Objective:
Every record that follows should be printed verbatim.

Provided material:
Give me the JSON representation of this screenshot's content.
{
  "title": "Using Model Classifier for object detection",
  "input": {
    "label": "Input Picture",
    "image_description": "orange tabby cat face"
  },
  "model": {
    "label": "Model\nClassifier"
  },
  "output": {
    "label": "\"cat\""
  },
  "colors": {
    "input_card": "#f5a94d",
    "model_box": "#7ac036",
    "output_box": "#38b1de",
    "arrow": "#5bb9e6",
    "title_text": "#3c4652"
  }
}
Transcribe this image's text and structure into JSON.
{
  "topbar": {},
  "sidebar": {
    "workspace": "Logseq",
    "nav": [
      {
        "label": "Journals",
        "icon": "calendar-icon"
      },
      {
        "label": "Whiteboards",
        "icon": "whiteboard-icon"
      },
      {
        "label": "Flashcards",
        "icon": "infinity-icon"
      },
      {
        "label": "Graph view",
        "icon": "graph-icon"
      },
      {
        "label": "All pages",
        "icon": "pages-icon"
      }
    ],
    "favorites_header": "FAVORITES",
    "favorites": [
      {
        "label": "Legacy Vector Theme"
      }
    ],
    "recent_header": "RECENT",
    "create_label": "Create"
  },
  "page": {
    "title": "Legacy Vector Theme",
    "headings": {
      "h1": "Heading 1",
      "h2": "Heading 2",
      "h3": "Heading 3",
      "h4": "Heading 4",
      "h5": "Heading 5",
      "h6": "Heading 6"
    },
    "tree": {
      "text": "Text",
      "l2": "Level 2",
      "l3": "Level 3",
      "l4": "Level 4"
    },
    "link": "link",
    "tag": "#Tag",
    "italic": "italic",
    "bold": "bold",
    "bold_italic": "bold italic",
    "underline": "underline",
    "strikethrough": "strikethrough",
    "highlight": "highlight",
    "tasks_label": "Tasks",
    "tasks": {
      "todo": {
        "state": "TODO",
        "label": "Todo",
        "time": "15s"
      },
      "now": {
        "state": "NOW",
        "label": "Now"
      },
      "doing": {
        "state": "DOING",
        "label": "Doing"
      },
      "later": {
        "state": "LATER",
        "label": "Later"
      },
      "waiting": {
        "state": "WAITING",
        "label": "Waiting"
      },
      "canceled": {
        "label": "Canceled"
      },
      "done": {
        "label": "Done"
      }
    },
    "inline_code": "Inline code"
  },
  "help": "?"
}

Solution for this task:
Give me the JSON representation of this screenshot's content.
{
  "title": "Using Model Classifier for object detection",
  "input": {
    "label": "Input Picture",
    "image_description": "orange tabby cat face"
  },
  "model": {
    "label": "Model\nClassifier"
  },
  "output": {
    "label": "\"cat\""
  },
  "colors": {
    "input_card": "#f5a94d",
    "model_box": "#7ac036",
    "output_box": "#38b1de",
    "arrow": "#5bb9e6",
    "title_text": "#3c4652"
  }
}
Transcribe this image's text and structure into JSON.
{
  "topbar": {},
  "sidebar": {
    "workspace": "Logseq",
    "nav": [
      {
        "label": "Journals",
        "icon": "calendar-icon"
      },
      {
        "label": "Whiteboards",
        "icon": "whiteboard-icon"
      },
      {
        "label": "Flashcards",
        "icon": "infinity-icon"
      },
      {
        "label": "Graph view",
        "icon": "graph-icon"
      },
      {
        "label": "All pages",
        "icon": "pages-icon"
      }
    ],
    "favorites_header": "FAVORITES",
    "favorites": [
      {
        "label": "Legacy Vector Theme"
      }
    ],
    "recent_header": "RECENT",
    "create_label": "Create"
  },
  "page": {
    "title": "Legacy Vector Theme",
    "headings": {
      "h1": "Heading 1",
      "h2": "Heading 2",
      "h3": "Heading 3",
      "h4": "Heading 4",
      "h5": "Heading 5",
      "h6": "Heading 6"
    },
    "tree": {
      "text": "Text",
      "l2": "Level 2",
      "l3": "Level 3",
      "l4": "Level 4"
    },
    "link": "link",
    "tag": "#Tag",
    "italic": "italic",
    "bold": "bold",
    "bold_italic": "bold italic",
    "underline": "underline",
    "strikethrough": "strikethrough",
    "highlight": "highlight",
    "tasks_label": "Tasks",
    "tasks": {
      "todo": {
        "state": "TODO",
        "label": "Todo",
        "time": "15s"
      },
      "now": {
        "state": "NOW",
        "label": "Now"
      },
      "doing": {
        "state": "DOING",
        "label": "Doing"
      },
      "later": {
        "state": "LATER",
        "label": "Later"
      },
      "waiting": {
        "state": "WAITING",
        "label": "Waiting"
      },
      "canceled": {
        "label": "Canceled"
      },
      "done": {
        "label": "Done"
      }
    },
    "inline_code": "Inline code"
  },
  "help": "?"
}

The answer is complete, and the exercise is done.